• [PROBLEM TO SOLVE]: What you return should match every record exactly, with the images removed.

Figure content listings
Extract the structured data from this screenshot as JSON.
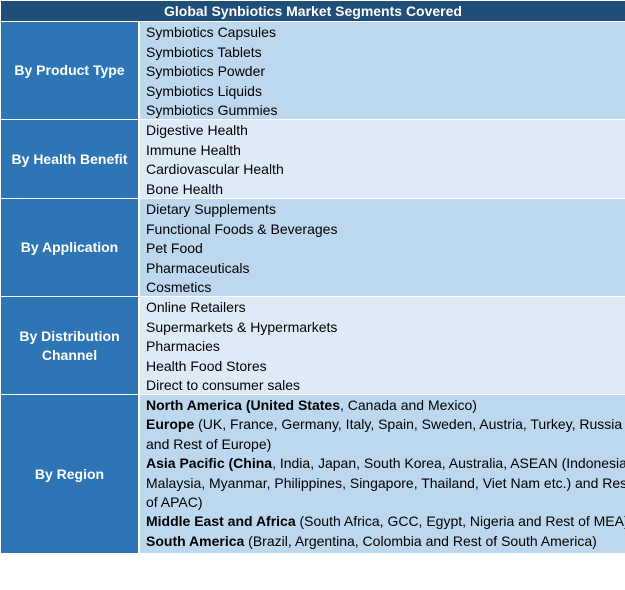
{
  "title": "Global Synbiotics Market Segments Covered",
  "segments": [
    {
      "label": "By Product Type",
      "items": [
        "Symbiotics Capsules",
        "Symbiotics Tablets",
        "Symbiotics Powder",
        "Symbiotics Liquids",
        "Symbiotics Gummies"
      ]
    },
    {
      "label": "By Health Benefit",
      "items": [
        "Digestive Health",
        "Immune Health",
        "Cardiovascular Health",
        "Bone Health"
      ]
    },
    {
      "label": "By Application",
      "items": [
        "Dietary Supplements",
        "Functional Foods & Beverages",
        "Pet Food",
        "Pharmaceuticals",
        "Cosmetics"
      ]
    },
    {
      "label_line1": "By Distribution",
      "label_line2": "Channel",
      "items": [
        "Online Retailers",
        "Supermarkets & Hypermarkets",
        "Pharmacies",
        "Health Food Stores",
        "Direct to consumer sales"
      ]
    },
    {
      "label": "By Region",
      "regions": {
        "north_america": {
          "name": "North America",
          "open": " (",
          "country_bold": "United States",
          "rest": ", Canada and Mexico)"
        },
        "europe": {
          "name": "Europe",
          "line1": " (UK, France, Germany, Italy, Spain, Sweden, Austria, Turkey, Russia",
          "line2": "and Rest of Europe)"
        },
        "asia_pacific": {
          "name": "Asia Pacific",
          "open": " (",
          "country_bold": "China",
          "line1": ", India, Japan, South Korea, Australia, ASEAN (Indonesia,",
          "line2": "Malaysia, Myanmar, Philippines, Singapore, Thailand, Viet Nam etc.) and Rest",
          "line3": "of APAC)"
        },
        "mea": {
          "name": "Middle East and Africa",
          "rest": " (South Africa, GCC, Egypt, Nigeria and Rest of MEA)"
        },
        "south_america": {
          "name": "South America",
          "rest": " (Brazil, Argentina, Colombia and Rest of South America)"
        }
      }
    }
  ]
}
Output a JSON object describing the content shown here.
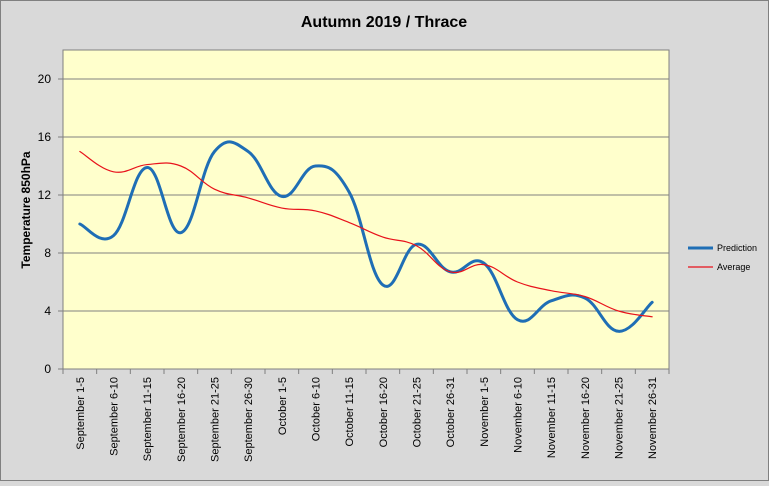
{
  "chart_data": {
    "type": "line",
    "title": "Autumn 2019 / Thrace",
    "xlabel": "",
    "ylabel": "Temperature 850hPa",
    "ylim": [
      0,
      22
    ],
    "yticks": [
      0,
      4,
      8,
      12,
      16,
      20
    ],
    "grid": true,
    "legend_position": "right",
    "plot_background": "#ffffcc",
    "page_background": "#d9d9d9",
    "categories": [
      "September 1-5",
      "September 6-10",
      "September 11-15",
      "September 16-20",
      "September 21-25",
      "September 26-30",
      "October 1-5",
      "October 6-10",
      "October 11-15",
      "October 16-20",
      "October 21-25",
      "October 26-31",
      "November 1-5",
      "November 6-10",
      "November 11-15",
      "November 16-20",
      "November 21-25",
      "November 26-31"
    ],
    "series": [
      {
        "name": "Prediction",
        "color": "#1f6eb5",
        "values": [
          10,
          9.2,
          13.9,
          9.4,
          15,
          15,
          11.9,
          14,
          12.2,
          5.8,
          8.6,
          6.7,
          7.3,
          3.4,
          4.7,
          4.9,
          2.6,
          4.6
        ]
      },
      {
        "name": "Average",
        "color": "#e8121b",
        "values": [
          15,
          13.6,
          14.1,
          14,
          12.4,
          11.8,
          11.1,
          10.9,
          10.1,
          9.1,
          8.5,
          6.7,
          7.2,
          6,
          5.4,
          5,
          4,
          3.6
        ]
      }
    ]
  }
}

• [SOLVED EXERCISE]:
Extract the structured data from this screenshot as JSON.
{
  "title": "Global Synbiotics Market Segments Covered",
  "segments": [
    {
      "label": "By Product Type",
      "items": [
        "Symbiotics Capsules",
        "Symbiotics Tablets",
        "Symbiotics Powder",
        "Symbiotics Liquids",
        "Symbiotics Gummies"
      ]
    },
    {
      "label": "By Health Benefit",
      "items": [
        "Digestive Health",
        "Immune Health",
        "Cardiovascular Health",
        "Bone Health"
      ]
    },
    {
      "label": "By Application",
      "items": [
        "Dietary Supplements",
        "Functional Foods & Beverages",
        "Pet Food",
        "Pharmaceuticals",
        "Cosmetics"
      ]
    },
    {
      "label_line1": "By Distribution",
      "label_line2": "Channel",
      "items": [
        "Online Retailers",
        "Supermarkets & Hypermarkets",
        "Pharmacies",
        "Health Food Stores",
        "Direct to consumer sales"
      ]
    },
    {
      "label": "By Region",
      "regions": {
        "north_america": {
          "name": "North America",
          "open": " (",
          "country_bold": "United States",
          "rest": ", Canada and Mexico)"
        },
        "europe": {
          "name": "Europe",
          "line1": " (UK, France, Germany, Italy, Spain, Sweden, Austria, Turkey, Russia",
          "line2": "and Rest of Europe)"
        },
        "asia_pacific": {
          "name": "Asia Pacific",
          "open": " (",
          "country_bold": "China",
          "line1": ", India, Japan, South Korea, Australia, ASEAN (Indonesia,",
          "line2": "Malaysia, Myanmar, Philippines, Singapore, Thailand, Viet Nam etc.) and Rest",
          "line3": "of APAC)"
        },
        "mea": {
          "name": "Middle East and Africa",
          "rest": " (South Africa, GCC, Egypt, Nigeria and Rest of MEA)"
        },
        "south_america": {
          "name": "South America",
          "rest": " (Brazil, Argentina, Colombia and Rest of South America)"
        }
      }
    }
  ]
}
Output a JSON object describing the content shown here.
{
  "chart_data": {
    "type": "line",
    "title": "Autumn 2019 / Thrace",
    "xlabel": "",
    "ylabel": "Temperature 850hPa",
    "ylim": [
      0,
      22
    ],
    "yticks": [
      0,
      4,
      8,
      12,
      16,
      20
    ],
    "grid": true,
    "legend_position": "right",
    "plot_background": "#ffffcc",
    "page_background": "#d9d9d9",
    "categories": [
      "September 1-5",
      "September 6-10",
      "September 11-15",
      "September 16-20",
      "September 21-25",
      "September 26-30",
      "October 1-5",
      "October 6-10",
      "October 11-15",
      "October 16-20",
      "October 21-25",
      "October 26-31",
      "November 1-5",
      "November 6-10",
      "November 11-15",
      "November 16-20",
      "November 21-25",
      "November 26-31"
    ],
    "series": [
      {
        "name": "Prediction",
        "color": "#1f6eb5",
        "values": [
          10,
          9.2,
          13.9,
          9.4,
          15,
          15,
          11.9,
          14,
          12.2,
          5.8,
          8.6,
          6.7,
          7.3,
          3.4,
          4.7,
          4.9,
          2.6,
          4.6
        ]
      },
      {
        "name": "Average",
        "color": "#e8121b",
        "values": [
          15,
          13.6,
          14.1,
          14,
          12.4,
          11.8,
          11.1,
          10.9,
          10.1,
          9.1,
          8.5,
          6.7,
          7.2,
          6,
          5.4,
          5,
          4,
          3.6
        ]
      }
    ]
  }
}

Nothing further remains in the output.